EXERCISE AIM :: Restate each of the lines below word for word and drop every picture.

DATA FOR THIS EXERCISE ::
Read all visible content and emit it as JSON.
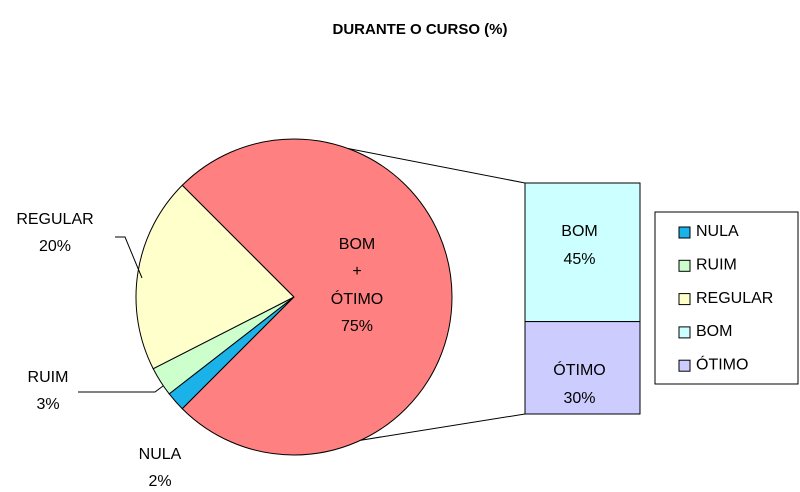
{
  "chart_data": {
    "type": "pie-of-bar",
    "title": "DURANTE O CURSO (%)",
    "categories": [
      "NULA",
      "RUIM",
      "REGULAR",
      "BOM",
      "ÓTIMO"
    ],
    "values": [
      2,
      3,
      20,
      45,
      30
    ],
    "value_labels": [
      "2%",
      "3%",
      "20%",
      "45%",
      "30%"
    ],
    "colors": [
      "#1ab2e8",
      "#ccffcc",
      "#ffffcc",
      "#ccffff",
      "#ccccff"
    ],
    "combined": {
      "label": [
        "BOM",
        "+",
        "ÓTIMO"
      ],
      "value": 75,
      "value_label": "75%",
      "color": "#ff8080"
    },
    "legend": "right"
  }
}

OUTPUT FOR THIS TASK ::
Read all visible content and emit it as JSON.
{
  "chart_data": {
    "type": "pie-of-bar",
    "title": "DURANTE O CURSO (%)",
    "categories": [
      "NULA",
      "RUIM",
      "REGULAR",
      "BOM",
      "ÓTIMO"
    ],
    "values": [
      2,
      3,
      20,
      45,
      30
    ],
    "value_labels": [
      "2%",
      "3%",
      "20%",
      "45%",
      "30%"
    ],
    "colors": [
      "#1ab2e8",
      "#ccffcc",
      "#ffffcc",
      "#ccffff",
      "#ccccff"
    ],
    "combined": {
      "label": [
        "BOM",
        "+",
        "ÓTIMO"
      ],
      "value": 75,
      "value_label": "75%",
      "color": "#ff8080"
    },
    "legend": "right"
  }
}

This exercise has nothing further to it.